Your task is to extract every entry that follows word for word while excluding the pictures.
--- Begin RECORDED DATA ---
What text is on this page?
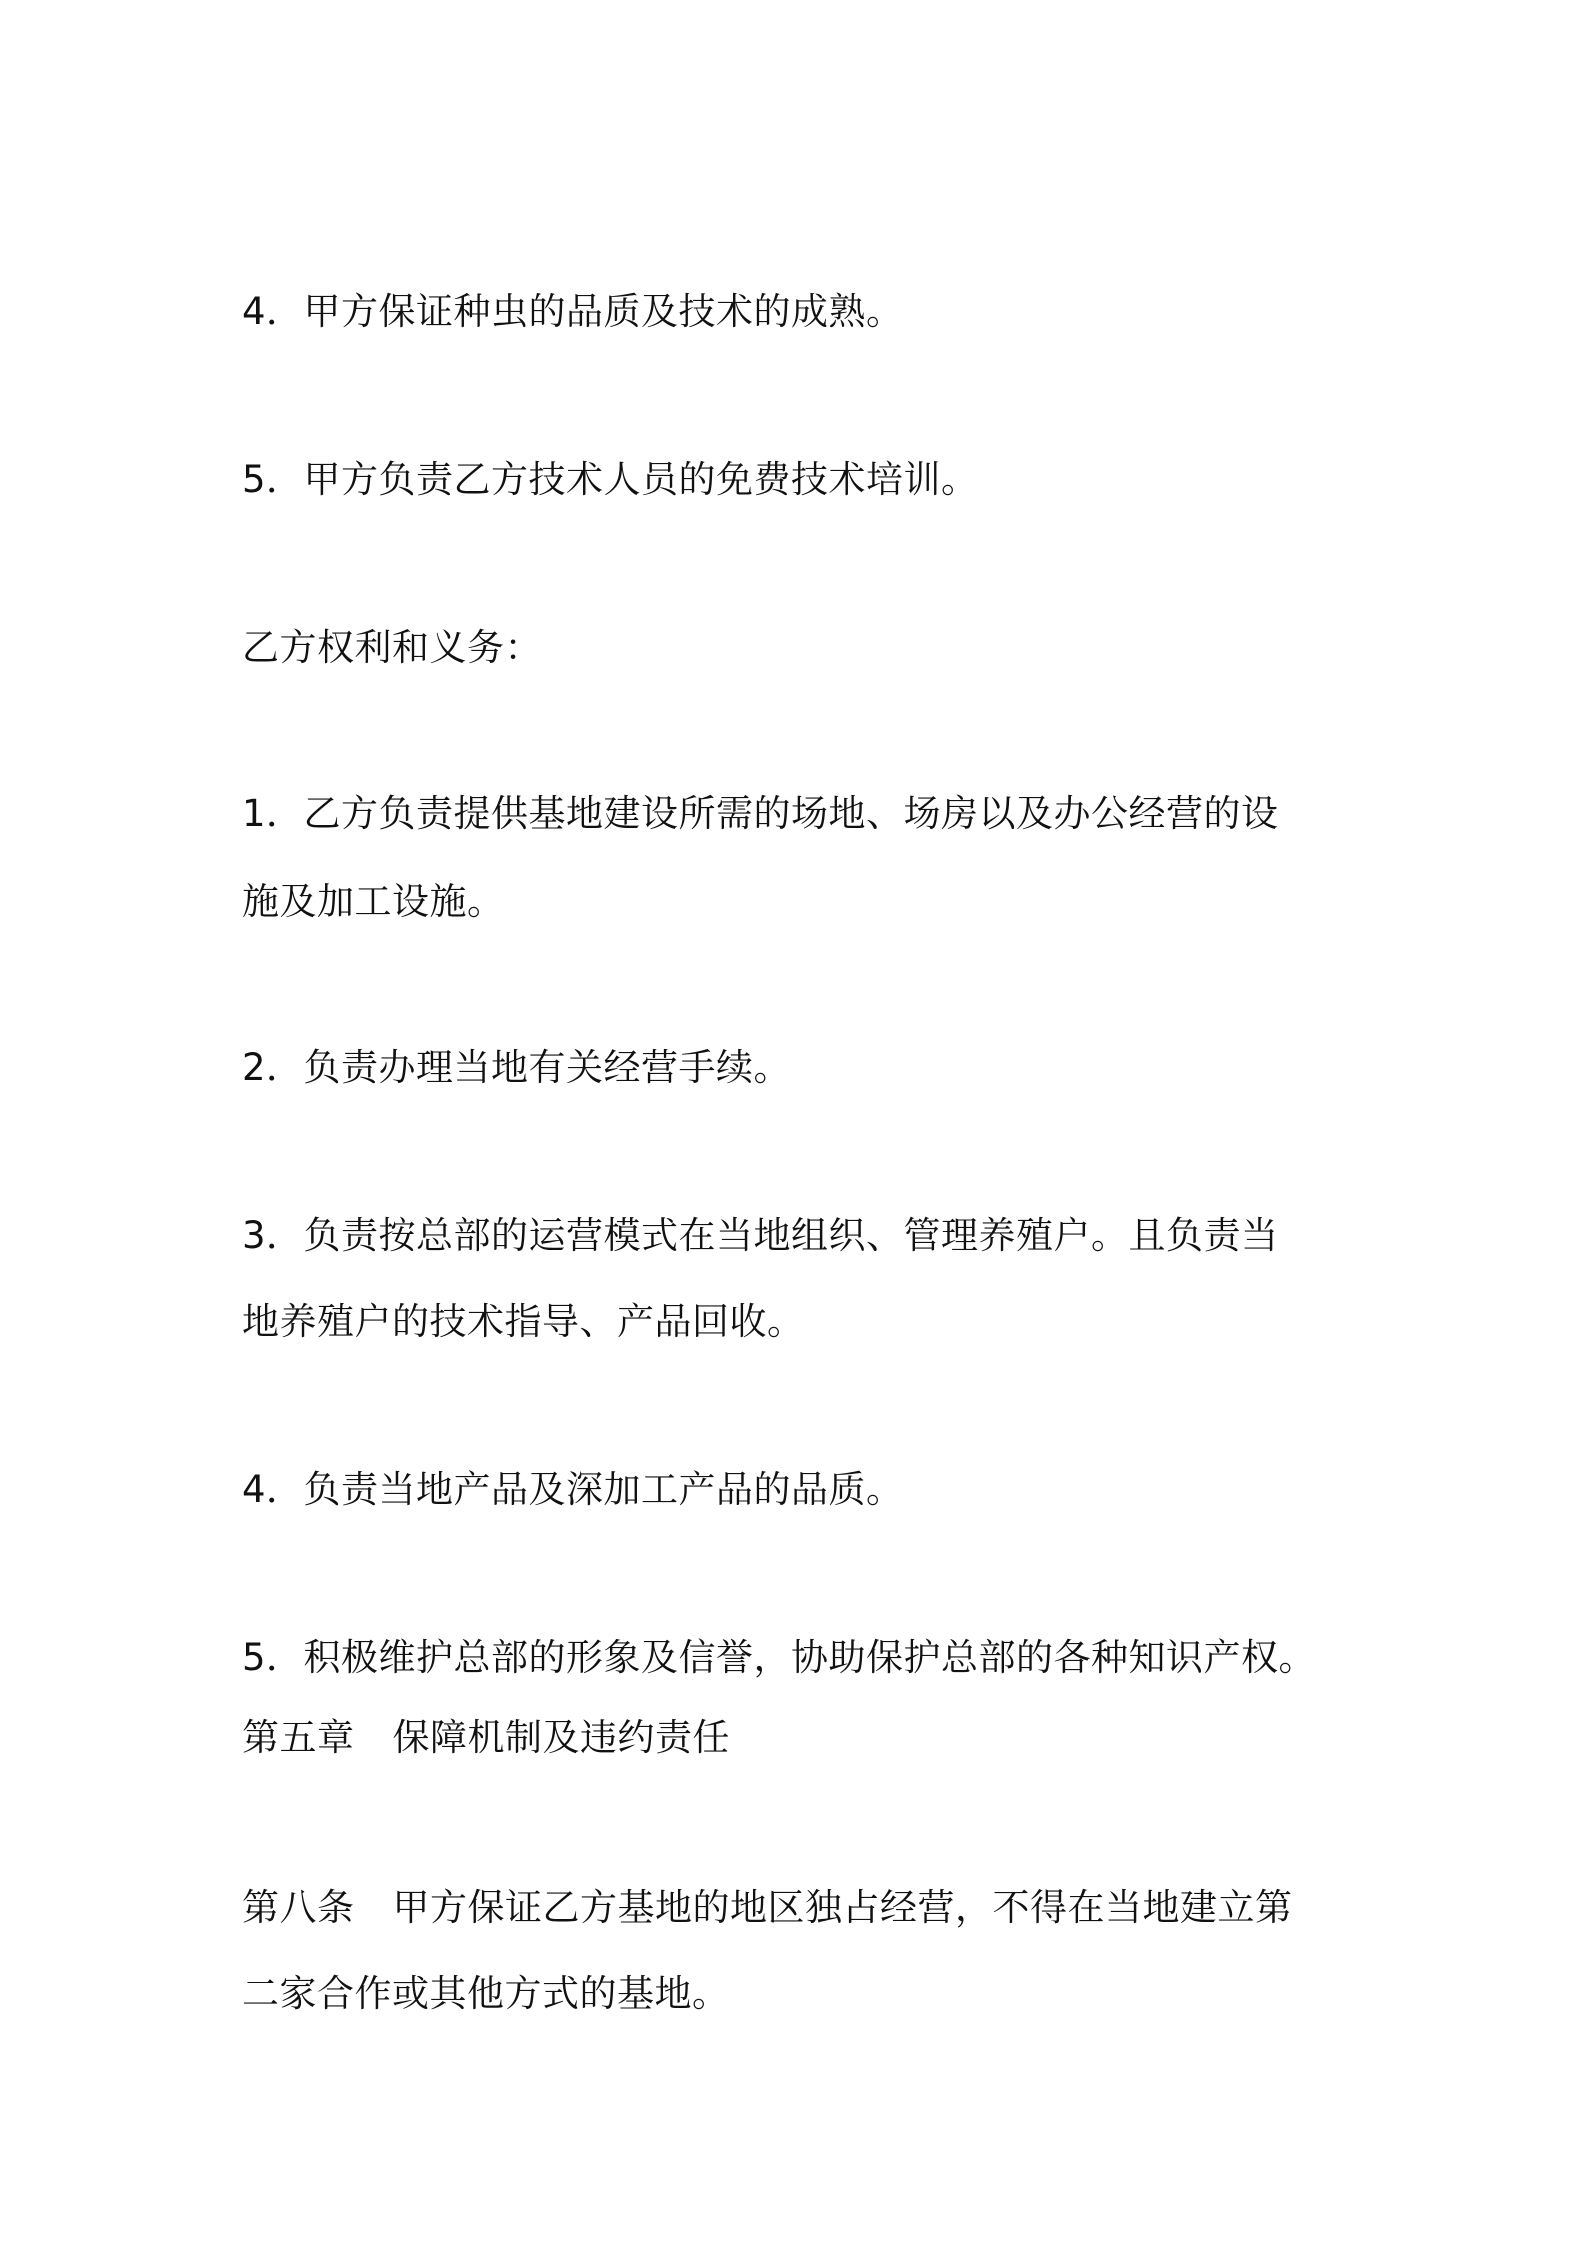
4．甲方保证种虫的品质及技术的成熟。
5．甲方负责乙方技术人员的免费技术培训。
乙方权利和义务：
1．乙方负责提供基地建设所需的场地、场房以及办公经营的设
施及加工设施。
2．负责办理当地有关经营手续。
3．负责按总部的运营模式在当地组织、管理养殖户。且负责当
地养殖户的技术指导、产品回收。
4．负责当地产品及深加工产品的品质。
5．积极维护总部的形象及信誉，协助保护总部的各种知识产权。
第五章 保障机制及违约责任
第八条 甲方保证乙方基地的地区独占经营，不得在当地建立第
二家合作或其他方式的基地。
--- End RECORDED DATA ---
> [WRITTEN RESPONSE]
What text is on this page?
4．甲方保证种虫的品质及技术的成熟。
5．甲方负责乙方技术人员的免费技术培训。
乙方权利和义务：
1．乙方负责提供基地建设所需的场地、场房以及办公经营的设
施及加工设施。
2．负责办理当地有关经营手续。
3．负责按总部的运营模式在当地组织、管理养殖户。且负责当
地养殖户的技术指导、产品回收。
4．负责当地产品及深加工产品的品质。
5．积极维护总部的形象及信誉，协助保护总部的各种知识产权。
第五章 保障机制及违约责任
第八条 甲方保证乙方基地的地区独占经营，不得在当地建立第
二家合作或其他方式的基地。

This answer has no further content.